Data for this exercise ::
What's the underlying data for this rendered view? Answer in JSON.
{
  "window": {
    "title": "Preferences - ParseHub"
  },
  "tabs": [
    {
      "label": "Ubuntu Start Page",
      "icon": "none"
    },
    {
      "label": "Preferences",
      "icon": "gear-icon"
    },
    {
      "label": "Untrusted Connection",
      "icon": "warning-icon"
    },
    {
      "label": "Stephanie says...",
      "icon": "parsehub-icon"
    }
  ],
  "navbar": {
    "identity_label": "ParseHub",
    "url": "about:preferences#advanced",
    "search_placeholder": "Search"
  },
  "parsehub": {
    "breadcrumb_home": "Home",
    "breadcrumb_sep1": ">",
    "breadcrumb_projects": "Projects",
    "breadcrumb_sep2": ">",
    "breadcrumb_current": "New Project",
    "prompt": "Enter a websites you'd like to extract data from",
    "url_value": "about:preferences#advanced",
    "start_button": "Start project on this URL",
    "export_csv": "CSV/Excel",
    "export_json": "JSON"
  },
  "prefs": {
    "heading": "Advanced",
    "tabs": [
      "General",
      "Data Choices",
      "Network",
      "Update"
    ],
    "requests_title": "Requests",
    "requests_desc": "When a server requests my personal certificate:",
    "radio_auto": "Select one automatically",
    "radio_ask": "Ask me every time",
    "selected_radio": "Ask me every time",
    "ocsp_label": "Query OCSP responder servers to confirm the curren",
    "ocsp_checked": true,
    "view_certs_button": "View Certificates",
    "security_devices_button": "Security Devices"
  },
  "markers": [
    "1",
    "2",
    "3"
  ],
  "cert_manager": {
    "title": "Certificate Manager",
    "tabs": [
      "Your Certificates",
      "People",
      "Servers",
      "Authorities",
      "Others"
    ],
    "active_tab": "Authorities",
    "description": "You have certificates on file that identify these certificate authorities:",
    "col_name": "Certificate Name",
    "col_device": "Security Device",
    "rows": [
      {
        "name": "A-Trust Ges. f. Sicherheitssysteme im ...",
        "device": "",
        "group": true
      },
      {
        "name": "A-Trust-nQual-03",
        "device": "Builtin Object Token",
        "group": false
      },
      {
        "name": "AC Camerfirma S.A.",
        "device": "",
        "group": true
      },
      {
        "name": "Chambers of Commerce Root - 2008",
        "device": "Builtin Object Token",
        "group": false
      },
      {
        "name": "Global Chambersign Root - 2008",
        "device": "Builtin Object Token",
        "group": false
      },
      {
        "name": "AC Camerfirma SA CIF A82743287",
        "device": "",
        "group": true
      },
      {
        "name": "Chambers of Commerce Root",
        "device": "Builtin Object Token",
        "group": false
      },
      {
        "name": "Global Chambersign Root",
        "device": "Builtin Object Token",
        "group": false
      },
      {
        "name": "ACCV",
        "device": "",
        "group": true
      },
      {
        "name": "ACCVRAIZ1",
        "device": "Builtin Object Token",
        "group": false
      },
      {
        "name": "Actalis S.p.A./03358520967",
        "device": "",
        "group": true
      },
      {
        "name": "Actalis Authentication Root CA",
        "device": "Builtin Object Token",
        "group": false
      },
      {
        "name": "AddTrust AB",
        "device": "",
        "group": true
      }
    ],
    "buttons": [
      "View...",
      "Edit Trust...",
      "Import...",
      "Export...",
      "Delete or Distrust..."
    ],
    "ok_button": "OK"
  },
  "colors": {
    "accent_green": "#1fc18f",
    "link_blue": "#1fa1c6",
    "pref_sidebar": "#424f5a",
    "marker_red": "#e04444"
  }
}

Exercise details :: Repeat every entry exactly, please.

Output for this task ::
What's the underlying data for this rendered view? Answer in JSON.
{
  "window": {
    "title": "Preferences - ParseHub"
  },
  "tabs": [
    {
      "label": "Ubuntu Start Page",
      "icon": "none"
    },
    {
      "label": "Preferences",
      "icon": "gear-icon"
    },
    {
      "label": "Untrusted Connection",
      "icon": "warning-icon"
    },
    {
      "label": "Stephanie says...",
      "icon": "parsehub-icon"
    }
  ],
  "navbar": {
    "identity_label": "ParseHub",
    "url": "about:preferences#advanced",
    "search_placeholder": "Search"
  },
  "parsehub": {
    "breadcrumb_home": "Home",
    "breadcrumb_sep1": ">",
    "breadcrumb_projects": "Projects",
    "breadcrumb_sep2": ">",
    "breadcrumb_current": "New Project",
    "prompt": "Enter a websites you'd like to extract data from",
    "url_value": "about:preferences#advanced",
    "start_button": "Start project on this URL",
    "export_csv": "CSV/Excel",
    "export_json": "JSON"
  },
  "prefs": {
    "heading": "Advanced",
    "tabs": [
      "General",
      "Data Choices",
      "Network",
      "Update"
    ],
    "requests_title": "Requests",
    "requests_desc": "When a server requests my personal certificate:",
    "radio_auto": "Select one automatically",
    "radio_ask": "Ask me every time",
    "selected_radio": "Ask me every time",
    "ocsp_label": "Query OCSP responder servers to confirm the curren",
    "ocsp_checked": true,
    "view_certs_button": "View Certificates",
    "security_devices_button": "Security Devices"
  },
  "markers": [
    "1",
    "2",
    "3"
  ],
  "cert_manager": {
    "title": "Certificate Manager",
    "tabs": [
      "Your Certificates",
      "People",
      "Servers",
      "Authorities",
      "Others"
    ],
    "active_tab": "Authorities",
    "description": "You have certificates on file that identify these certificate authorities:",
    "col_name": "Certificate Name",
    "col_device": "Security Device",
    "rows": [
      {
        "name": "A-Trust Ges. f. Sicherheitssysteme im ...",
        "device": "",
        "group": true
      },
      {
        "name": "A-Trust-nQual-03",
        "device": "Builtin Object Token",
        "group": false
      },
      {
        "name": "AC Camerfirma S.A.",
        "device": "",
        "group": true
      },
      {
        "name": "Chambers of Commerce Root - 2008",
        "device": "Builtin Object Token",
        "group": false
      },
      {
        "name": "Global Chambersign Root - 2008",
        "device": "Builtin Object Token",
        "group": false
      },
      {
        "name": "AC Camerfirma SA CIF A82743287",
        "device": "",
        "group": true
      },
      {
        "name": "Chambers of Commerce Root",
        "device": "Builtin Object Token",
        "group": false
      },
      {
        "name": "Global Chambersign Root",
        "device": "Builtin Object Token",
        "group": false
      },
      {
        "name": "ACCV",
        "device": "",
        "group": true
      },
      {
        "name": "ACCVRAIZ1",
        "device": "Builtin Object Token",
        "group": false
      },
      {
        "name": "Actalis S.p.A./03358520967",
        "device": "",
        "group": true
      },
      {
        "name": "Actalis Authentication Root CA",
        "device": "Builtin Object Token",
        "group": false
      },
      {
        "name": "AddTrust AB",
        "device": "",
        "group": true
      }
    ],
    "buttons": [
      "View...",
      "Edit Trust...",
      "Import...",
      "Export...",
      "Delete or Distrust..."
    ],
    "ok_button": "OK"
  },
  "colors": {
    "accent_green": "#1fc18f",
    "link_blue": "#1fa1c6",
    "pref_sidebar": "#424f5a",
    "marker_red": "#e04444"
  }
}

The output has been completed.